# Stated goal:
Search the material below for the string "earl" and extract each line that has it.

########

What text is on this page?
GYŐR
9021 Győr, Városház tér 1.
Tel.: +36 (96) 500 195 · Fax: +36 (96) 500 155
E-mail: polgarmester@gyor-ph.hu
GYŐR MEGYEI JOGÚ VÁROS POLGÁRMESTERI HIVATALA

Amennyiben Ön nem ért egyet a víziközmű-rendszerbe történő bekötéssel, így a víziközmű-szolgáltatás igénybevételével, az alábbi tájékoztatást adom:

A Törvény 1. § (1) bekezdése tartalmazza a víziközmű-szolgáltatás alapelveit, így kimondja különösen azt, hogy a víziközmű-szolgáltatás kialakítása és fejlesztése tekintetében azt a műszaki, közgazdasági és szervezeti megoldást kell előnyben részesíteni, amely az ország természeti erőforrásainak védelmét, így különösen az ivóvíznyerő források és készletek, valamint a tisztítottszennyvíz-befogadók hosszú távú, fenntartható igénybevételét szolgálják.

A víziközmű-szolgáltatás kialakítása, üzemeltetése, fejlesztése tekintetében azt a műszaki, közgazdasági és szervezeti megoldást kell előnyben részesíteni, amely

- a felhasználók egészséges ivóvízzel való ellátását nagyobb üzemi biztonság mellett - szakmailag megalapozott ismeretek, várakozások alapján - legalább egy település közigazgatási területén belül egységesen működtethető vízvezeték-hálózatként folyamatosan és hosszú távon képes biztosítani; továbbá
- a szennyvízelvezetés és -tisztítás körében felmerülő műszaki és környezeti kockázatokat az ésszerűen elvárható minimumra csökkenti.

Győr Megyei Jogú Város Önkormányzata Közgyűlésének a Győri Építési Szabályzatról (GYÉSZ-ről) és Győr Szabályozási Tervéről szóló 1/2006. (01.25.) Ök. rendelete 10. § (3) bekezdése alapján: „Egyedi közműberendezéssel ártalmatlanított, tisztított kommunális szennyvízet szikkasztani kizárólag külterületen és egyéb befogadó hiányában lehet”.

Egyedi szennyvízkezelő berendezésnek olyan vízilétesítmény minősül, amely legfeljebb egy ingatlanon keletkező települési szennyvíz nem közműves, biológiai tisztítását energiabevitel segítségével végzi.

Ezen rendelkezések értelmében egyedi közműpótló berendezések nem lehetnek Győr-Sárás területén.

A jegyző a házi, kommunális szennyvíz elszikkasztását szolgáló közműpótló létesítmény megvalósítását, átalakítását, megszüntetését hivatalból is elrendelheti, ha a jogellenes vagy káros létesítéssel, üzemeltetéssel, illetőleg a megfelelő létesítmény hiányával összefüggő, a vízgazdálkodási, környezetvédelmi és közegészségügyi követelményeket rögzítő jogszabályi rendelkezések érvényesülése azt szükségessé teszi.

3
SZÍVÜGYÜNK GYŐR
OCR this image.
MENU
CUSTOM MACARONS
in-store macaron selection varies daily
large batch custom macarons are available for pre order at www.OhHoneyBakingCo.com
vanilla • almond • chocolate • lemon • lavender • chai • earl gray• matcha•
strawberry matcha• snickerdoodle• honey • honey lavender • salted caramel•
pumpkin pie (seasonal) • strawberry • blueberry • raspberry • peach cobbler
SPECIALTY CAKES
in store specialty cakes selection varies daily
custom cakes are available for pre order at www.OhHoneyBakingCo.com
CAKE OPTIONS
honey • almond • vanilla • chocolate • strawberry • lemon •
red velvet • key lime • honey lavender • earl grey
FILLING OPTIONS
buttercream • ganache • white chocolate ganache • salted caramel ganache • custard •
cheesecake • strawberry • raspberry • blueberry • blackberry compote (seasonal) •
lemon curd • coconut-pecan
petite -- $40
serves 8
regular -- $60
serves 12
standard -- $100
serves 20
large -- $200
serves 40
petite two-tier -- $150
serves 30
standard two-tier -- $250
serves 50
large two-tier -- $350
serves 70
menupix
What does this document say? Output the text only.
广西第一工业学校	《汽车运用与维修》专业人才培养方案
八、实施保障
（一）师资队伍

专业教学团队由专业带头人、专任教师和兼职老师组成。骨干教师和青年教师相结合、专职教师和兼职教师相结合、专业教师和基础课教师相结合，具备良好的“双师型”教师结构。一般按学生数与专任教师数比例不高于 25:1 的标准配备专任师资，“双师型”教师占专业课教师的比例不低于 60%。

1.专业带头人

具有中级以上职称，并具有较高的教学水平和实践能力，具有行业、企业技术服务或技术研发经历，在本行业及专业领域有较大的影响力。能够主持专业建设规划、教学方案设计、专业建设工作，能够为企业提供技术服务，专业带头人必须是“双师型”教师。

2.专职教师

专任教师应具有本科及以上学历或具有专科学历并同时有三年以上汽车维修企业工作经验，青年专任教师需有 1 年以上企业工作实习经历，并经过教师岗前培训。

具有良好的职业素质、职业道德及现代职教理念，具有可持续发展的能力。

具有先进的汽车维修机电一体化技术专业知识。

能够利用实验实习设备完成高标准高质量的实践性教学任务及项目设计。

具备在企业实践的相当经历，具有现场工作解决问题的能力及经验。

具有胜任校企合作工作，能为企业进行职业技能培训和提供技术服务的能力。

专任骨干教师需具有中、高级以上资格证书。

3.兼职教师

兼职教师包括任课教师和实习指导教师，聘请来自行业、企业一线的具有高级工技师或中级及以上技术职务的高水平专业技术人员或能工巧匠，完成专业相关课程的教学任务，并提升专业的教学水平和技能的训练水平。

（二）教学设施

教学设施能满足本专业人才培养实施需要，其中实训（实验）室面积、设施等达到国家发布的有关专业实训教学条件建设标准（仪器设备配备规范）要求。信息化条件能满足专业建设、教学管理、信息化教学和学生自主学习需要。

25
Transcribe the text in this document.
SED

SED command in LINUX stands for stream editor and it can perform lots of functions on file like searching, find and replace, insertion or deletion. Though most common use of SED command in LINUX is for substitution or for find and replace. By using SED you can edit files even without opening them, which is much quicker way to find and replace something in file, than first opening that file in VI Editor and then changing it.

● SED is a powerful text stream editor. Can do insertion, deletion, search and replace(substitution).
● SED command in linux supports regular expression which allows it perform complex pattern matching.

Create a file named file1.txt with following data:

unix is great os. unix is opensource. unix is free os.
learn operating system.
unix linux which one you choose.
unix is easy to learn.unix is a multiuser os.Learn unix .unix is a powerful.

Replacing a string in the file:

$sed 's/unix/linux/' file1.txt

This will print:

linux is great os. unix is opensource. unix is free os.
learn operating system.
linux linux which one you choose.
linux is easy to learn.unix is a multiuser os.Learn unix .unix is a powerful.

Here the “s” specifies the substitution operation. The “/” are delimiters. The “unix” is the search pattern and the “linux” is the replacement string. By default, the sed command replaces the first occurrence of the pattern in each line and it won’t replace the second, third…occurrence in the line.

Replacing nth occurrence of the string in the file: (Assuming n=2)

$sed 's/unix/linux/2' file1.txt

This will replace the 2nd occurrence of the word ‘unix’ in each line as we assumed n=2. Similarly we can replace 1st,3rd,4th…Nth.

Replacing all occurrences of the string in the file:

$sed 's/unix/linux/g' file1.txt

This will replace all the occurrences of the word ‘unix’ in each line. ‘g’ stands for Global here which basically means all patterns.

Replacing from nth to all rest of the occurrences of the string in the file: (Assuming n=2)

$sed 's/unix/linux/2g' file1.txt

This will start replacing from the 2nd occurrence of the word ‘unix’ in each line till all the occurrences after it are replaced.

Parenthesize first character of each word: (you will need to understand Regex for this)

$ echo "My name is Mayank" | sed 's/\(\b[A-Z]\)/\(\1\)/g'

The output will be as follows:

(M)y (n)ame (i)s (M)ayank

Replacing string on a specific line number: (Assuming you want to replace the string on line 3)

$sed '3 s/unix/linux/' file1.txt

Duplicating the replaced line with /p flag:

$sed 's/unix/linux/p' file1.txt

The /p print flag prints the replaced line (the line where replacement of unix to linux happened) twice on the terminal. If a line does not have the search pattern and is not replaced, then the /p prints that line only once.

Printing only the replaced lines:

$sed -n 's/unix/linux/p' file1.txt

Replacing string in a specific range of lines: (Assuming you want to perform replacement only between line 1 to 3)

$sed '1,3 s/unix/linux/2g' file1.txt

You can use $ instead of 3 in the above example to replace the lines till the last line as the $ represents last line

########

# Exercise solution:
vanilla • almond • chocolate • lemon • lavender • chai • earl gray• matcha•
red velvet • key lime • honey lavender • earl grey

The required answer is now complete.